== Kutipan Sumber
Kebijakan publik merupakan elemen penting dalam menjalankan roda kehidupan berbangsa dan bernegara, yang secara wewenang diprakasai oleh pemerintahan negara. Secara terminologi menurut William N. Dunn dalam Pasolong (2011: 29), kebijakan publik ialah suatu rangkaian yang tipologinya saling berhubungan dengan lembaga atau pejabat pemerintahan yang kemudian berimplikasi pada bidang-bidang tugas pemerintah.
Dalam mengaktualisasikan kebijakan, tak menutup kemungkinan memiliki tendensi-tendensi yang mengarah pada kepentingan suatu kelompok. Namun dalam hal ini, seharusnya pemerintahan memikirkannya dengan matang agar tak terjadinya disorientasi kebijakan publik.
Apalah daya jika kebijakan publik hanya mengutamakan kepentingan kelompok daripada kepentingan rakyat. Tendensi seperti di atas hanya menimbulkan konflik antara pemerintahan dan rakyat. Seharusnya pemerintahan dengan rakyat memiliki sinergitas dalam tataran merumuskan kebijakan.
Hal itu harusnya bisa diimplementasikan melalui serap aspirasi yang dilakukan oleh anggota legislatif yang ada pada tingkatan kota atau kabupaten, provinsi, dan nasional, sesuai dengan UU Nomor 17 Tahun 2014 tentang Majelis Permusyawaratan Rakyat, Dewan Perwakilan Rakyat, Dewan Perwakilan Daerah, dan Dewan Perwakilan Rakyat Daerah.
Dalam undang-undang tersebut mengatur tentang tugas dan wewenang Anggota DPR, yang diantaranya, sebagai legislasi, anggaran, dan pengawasan. Selain itu juga sebagai wadah untuk serap aspirasi rakyat, namun apakah hal itu sudah termanifestasi dengan baik? Ataukah itu hanya sebagai pelengkap naskah akademik?
====
Tugas a >>
Jawablah pertanyaan berikut berdasarkan kutipan tentang kebijakan publik.
(i) Definisi kebijakan publik dalam Pasolong (2011: 29) dikemukakan menurut siapa?
(ii) Undang-undang apa yang disebut sebagai dasar serap aspirasi oleh anggota legislatif?
(iii) Apa saja tugas dan wewenang Anggota DPR yang disebut dalam undang-undang tersebut?
Kutipan di atas dan daftar berikut berasal dari sumber yang berbeda.
== Data yang Diberikan
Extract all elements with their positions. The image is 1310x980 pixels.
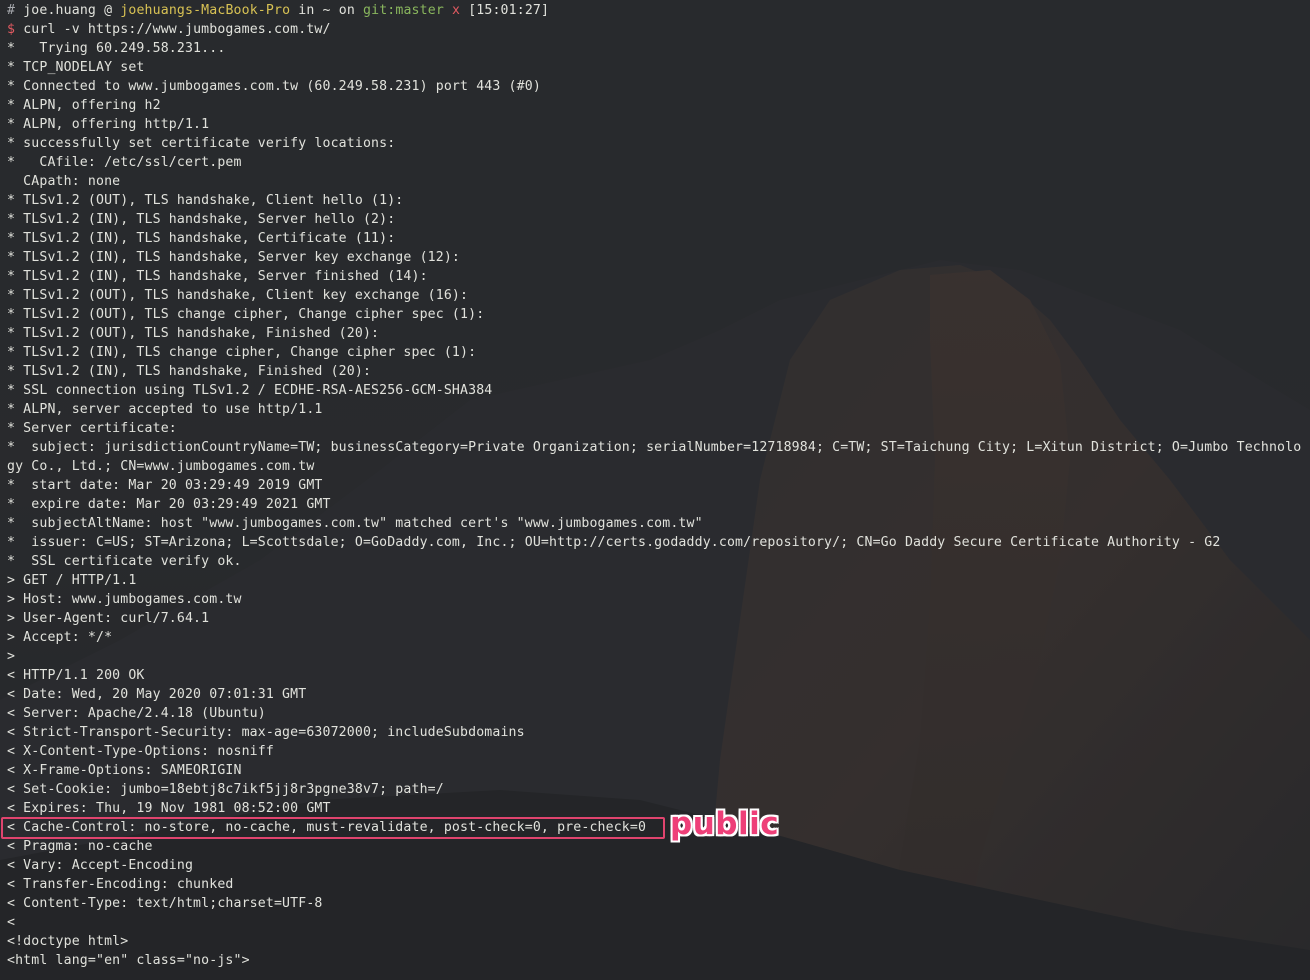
output-line: * TLSv1.2 (IN), TLS handshake, Finished … — [7, 364, 372, 379]
prompt-user: joe.huang — [23, 3, 96, 18]
output-line: < — [7, 915, 16, 930]
prompt-dir: ~ — [322, 3, 331, 18]
output-line: < Expires: Thu, 19 Nov 1981 08:52:00 GMT — [7, 801, 331, 816]
output-line: * SSL certificate verify ok. — [7, 554, 242, 569]
output-line: * TLSv1.2 (IN), TLS handshake, Certifica… — [7, 231, 396, 246]
output-line: > User-Agent: curl/7.64.1 — [7, 611, 210, 626]
output-line: * TCP_NODELAY set — [7, 60, 145, 75]
output-line: <html lang="en" class="no-js"> — [7, 953, 250, 968]
output-line: * CAfile: /etc/ssl/cert.pem — [7, 155, 242, 170]
shell-prompt: # joe.huang @ joehuangs-MacBook-Pro in ~… — [7, 1, 1307, 20]
output-line: * start date: Mar 20 03:29:49 2019 GMT — [7, 478, 323, 493]
output-line: > Accept: */* — [7, 630, 113, 645]
output-line: * subject: jurisdictionCountryName=TW; b… — [7, 440, 1302, 474]
output-line: CApath: none — [7, 174, 121, 189]
command-text: curl -v https://www.jumbogames.com.tw/ — [23, 22, 331, 37]
output-line: > Host: www.jumbogames.com.tw — [7, 592, 242, 607]
output-line: * expire date: Mar 20 03:29:49 2021 GMT — [7, 497, 331, 512]
prompt-dollar: $ — [7, 22, 16, 37]
prompt-dirty-marker: x — [452, 3, 461, 18]
output-line: < Pragma: no-cache — [7, 839, 153, 854]
output-line: * Trying 60.249.58.231... — [7, 41, 226, 56]
prompt-time: [15:01:27] — [468, 3, 550, 18]
output-line: < HTTP/1.1 200 OK — [7, 668, 145, 683]
output-line: < Content-Type: text/html;charset=UTF-8 — [7, 896, 323, 911]
output-line: * TLSv1.2 (OUT), TLS change cipher, Chan… — [7, 307, 485, 322]
output-line: < Date: Wed, 20 May 2020 07:01:31 GMT — [7, 687, 307, 702]
output-line: < X-Content-Type-Options: nosniff — [7, 744, 274, 759]
output-line: < Vary: Accept-Encoding — [7, 858, 194, 873]
command-line[interactable]: $ curl -v https://www.jumbogames.com.tw/ — [7, 20, 1307, 39]
output-line: * TLSv1.2 (IN), TLS change cipher, Chang… — [7, 345, 477, 360]
annotation-label: public — [670, 806, 780, 842]
output-line: * ALPN, offering h2 — [7, 98, 161, 113]
output-line: * TLSv1.2 (IN), TLS handshake, Server ke… — [7, 250, 461, 265]
output-line: * TLSv1.2 (OUT), TLS handshake, Client k… — [7, 288, 469, 303]
prompt-git-branch: git:master — [363, 3, 444, 18]
prompt-hash: # — [7, 3, 16, 18]
output-line: > GET / HTTP/1.1 — [7, 573, 137, 588]
output-line: < Transfer-Encoding: chunked — [7, 877, 234, 892]
prompt-host: joehuangs-MacBook-Pro — [120, 3, 291, 18]
prompt-on: on — [338, 3, 355, 18]
output-line: < Set-Cookie: jumbo=18ebtj8c7ikf5jj8r3pg… — [7, 782, 444, 797]
output-line: * SSL connection using TLSv1.2 / ECDHE-R… — [7, 383, 493, 398]
output-line: * TLSv1.2 (IN), TLS handshake, Server he… — [7, 212, 396, 227]
highlight-box — [1, 817, 665, 839]
output-line: * ALPN, offering http/1.1 — [7, 117, 210, 132]
prompt-in: in — [298, 3, 315, 18]
output-line: * TLSv1.2 (OUT), TLS handshake, Client h… — [7, 193, 404, 208]
output-line: * Connected to www.jumbogames.com.tw (60… — [7, 79, 541, 94]
output-line: < Server: Apache/2.4.18 (Ubuntu) — [7, 706, 266, 721]
output-line: * TLSv1.2 (IN), TLS handshake, Server fi… — [7, 269, 428, 284]
output-line: * ALPN, server accepted to use http/1.1 — [7, 402, 323, 417]
output-line: * TLSv1.2 (OUT), TLS handshake, Finished… — [7, 326, 380, 341]
output-line: * issuer: C=US; ST=Arizona; L=Scottsdale… — [7, 535, 1221, 550]
output-line: < X-Frame-Options: SAMEORIGIN — [7, 763, 242, 778]
prompt-at: @ — [104, 3, 113, 18]
output-line: < Strict-Transport-Security: max-age=630… — [7, 725, 525, 740]
output-line: <!doctype html> — [7, 934, 129, 949]
output-line: * Server certificate: — [7, 421, 177, 436]
output-line: > — [7, 649, 16, 664]
output-line: * subjectAltName: host "www.jumbogames.c… — [7, 516, 703, 531]
output-line: * successfully set certificate verify lo… — [7, 136, 396, 151]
====
Tugas b >> Kumpulkan setiap baris daftar yang memuat kata "offering".

Jawaban a >>
(i) William N. Dunn.
(ii) UU Nomor 17 Tahun 2014 tentang Majelis Permusyawaratan Rakyat, Dewan Perwakilan Rakyat, Dewan Perwakilan Daerah, dan Dewan Perwakilan Rakyat Daerah.
(iii) Legislasi, anggaran, dan pengawasan.

Jawaban b >>
output-line: * ALPN, offering h2 — [7, 98, 161, 113]
output-line: * ALPN, offering http/1.1 — [7, 117, 210, 132]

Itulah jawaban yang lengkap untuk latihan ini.